#### TASK TO COMPLETE:
In the copy, keep every record exact and leave out all images.

#### RECORDS:
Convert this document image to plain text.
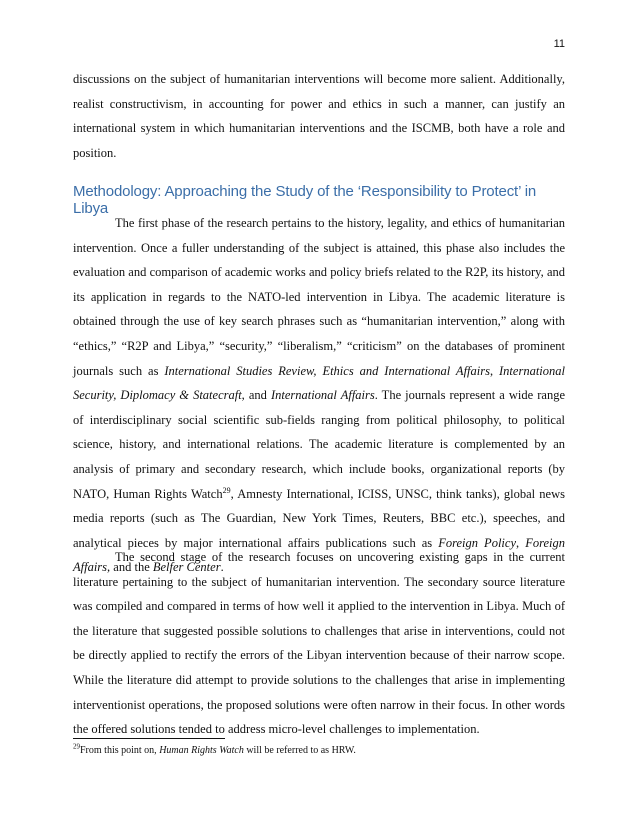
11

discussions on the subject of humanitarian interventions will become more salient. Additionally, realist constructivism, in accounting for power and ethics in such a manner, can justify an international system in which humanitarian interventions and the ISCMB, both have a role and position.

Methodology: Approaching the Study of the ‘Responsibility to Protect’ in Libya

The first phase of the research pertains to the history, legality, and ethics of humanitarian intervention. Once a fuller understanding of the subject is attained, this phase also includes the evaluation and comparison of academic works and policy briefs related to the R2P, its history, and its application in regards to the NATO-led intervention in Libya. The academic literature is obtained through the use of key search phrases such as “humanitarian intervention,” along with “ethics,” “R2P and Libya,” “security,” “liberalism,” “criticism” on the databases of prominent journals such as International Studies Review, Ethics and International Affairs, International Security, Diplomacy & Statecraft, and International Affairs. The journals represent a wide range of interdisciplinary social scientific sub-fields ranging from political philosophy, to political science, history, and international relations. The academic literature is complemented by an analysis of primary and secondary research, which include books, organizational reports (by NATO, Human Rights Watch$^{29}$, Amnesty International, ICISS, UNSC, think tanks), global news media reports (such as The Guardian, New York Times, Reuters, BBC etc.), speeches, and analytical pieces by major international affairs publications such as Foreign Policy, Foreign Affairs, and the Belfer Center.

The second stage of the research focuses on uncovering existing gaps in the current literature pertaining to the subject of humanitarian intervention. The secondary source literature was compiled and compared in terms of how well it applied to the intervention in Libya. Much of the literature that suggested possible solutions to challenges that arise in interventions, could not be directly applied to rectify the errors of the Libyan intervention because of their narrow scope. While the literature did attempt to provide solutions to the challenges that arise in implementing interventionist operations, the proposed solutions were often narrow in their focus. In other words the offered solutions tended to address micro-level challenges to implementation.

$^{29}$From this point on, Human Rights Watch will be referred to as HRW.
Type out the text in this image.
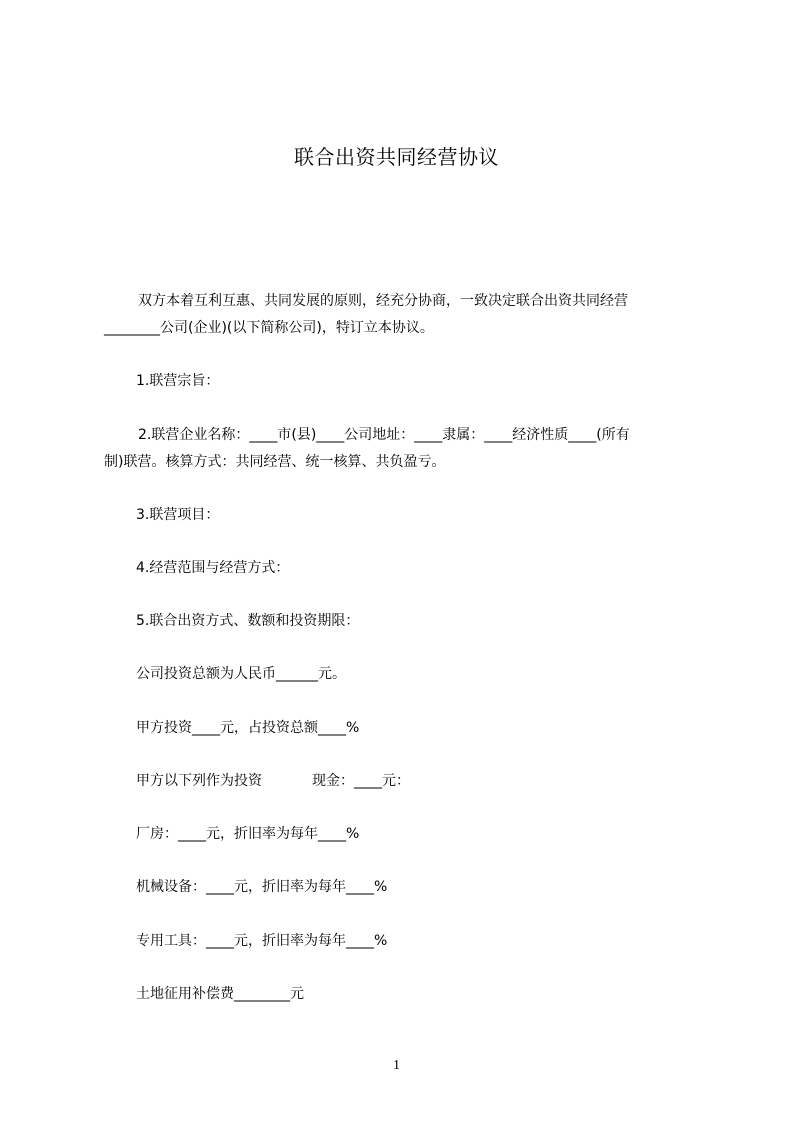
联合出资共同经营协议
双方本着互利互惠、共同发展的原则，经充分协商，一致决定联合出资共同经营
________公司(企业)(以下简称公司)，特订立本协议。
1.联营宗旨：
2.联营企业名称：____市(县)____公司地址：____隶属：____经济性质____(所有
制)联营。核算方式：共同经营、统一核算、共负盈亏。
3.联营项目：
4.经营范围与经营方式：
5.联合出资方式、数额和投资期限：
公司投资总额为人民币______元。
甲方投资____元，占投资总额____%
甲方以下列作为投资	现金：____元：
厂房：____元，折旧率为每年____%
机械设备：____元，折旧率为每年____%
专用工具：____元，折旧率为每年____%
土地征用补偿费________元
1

#### TASK OUTPUT:
Convert this document image to plain text.
11

discussions on the subject of humanitarian interventions will become more salient. Additionally, realist constructivism, in accounting for power and ethics in such a manner, can justify an international system in which humanitarian interventions and the ISCMB, both have a role and position.

Methodology: Approaching the Study of the ‘Responsibility to Protect’ in Libya

The first phase of the research pertains to the history, legality, and ethics of humanitarian intervention. Once a fuller understanding of the subject is attained, this phase also includes the evaluation and comparison of academic works and policy briefs related to the R2P, its history, and its application in regards to the NATO-led intervention in Libya. The academic literature is obtained through the use of key search phrases such as “humanitarian intervention,” along with “ethics,” “R2P and Libya,” “security,” “liberalism,” “criticism” on the databases of prominent journals such as International Studies Review, Ethics and International Affairs, International Security, Diplomacy & Statecraft, and International Affairs. The journals represent a wide range of interdisciplinary social scientific sub-fields ranging from political philosophy, to political science, history, and international relations. The academic literature is complemented by an analysis of primary and secondary research, which include books, organizational reports (by NATO, Human Rights Watch$^{29}$, Amnesty International, ICISS, UNSC, think tanks), global news media reports (such as The Guardian, New York Times, Reuters, BBC etc.), speeches, and analytical pieces by major international affairs publications such as Foreign Policy, Foreign Affairs, and the Belfer Center.

The second stage of the research focuses on uncovering existing gaps in the current literature pertaining to the subject of humanitarian intervention. The secondary source literature was compiled and compared in terms of how well it applied to the intervention in Libya. Much of the literature that suggested possible solutions to challenges that arise in interventions, could not be directly applied to rectify the errors of the Libyan intervention because of their narrow scope. While the literature did attempt to provide solutions to the challenges that arise in implementing interventionist operations, the proposed solutions were often narrow in their focus. In other words the offered solutions tended to address micro-level challenges to implementation.

$^{29}$From this point on, Human Rights Watch will be referred to as HRW.
Type out the text in this image.
联合出资共同经营协议
双方本着互利互惠、共同发展的原则，经充分协商，一致决定联合出资共同经营
________公司(企业)(以下简称公司)，特订立本协议。
1.联营宗旨：
2.联营企业名称：____市(县)____公司地址：____隶属：____经济性质____(所有
制)联营。核算方式：共同经营、统一核算、共负盈亏。
3.联营项目：
4.经营范围与经营方式：
5.联合出资方式、数额和投资期限：
公司投资总额为人民币______元。
甲方投资____元，占投资总额____%
甲方以下列作为投资	现金：____元：
厂房：____元，折旧率为每年____%
机械设备：____元，折旧率为每年____%
专用工具：____元，折旧率为每年____%
土地征用补偿费________元
1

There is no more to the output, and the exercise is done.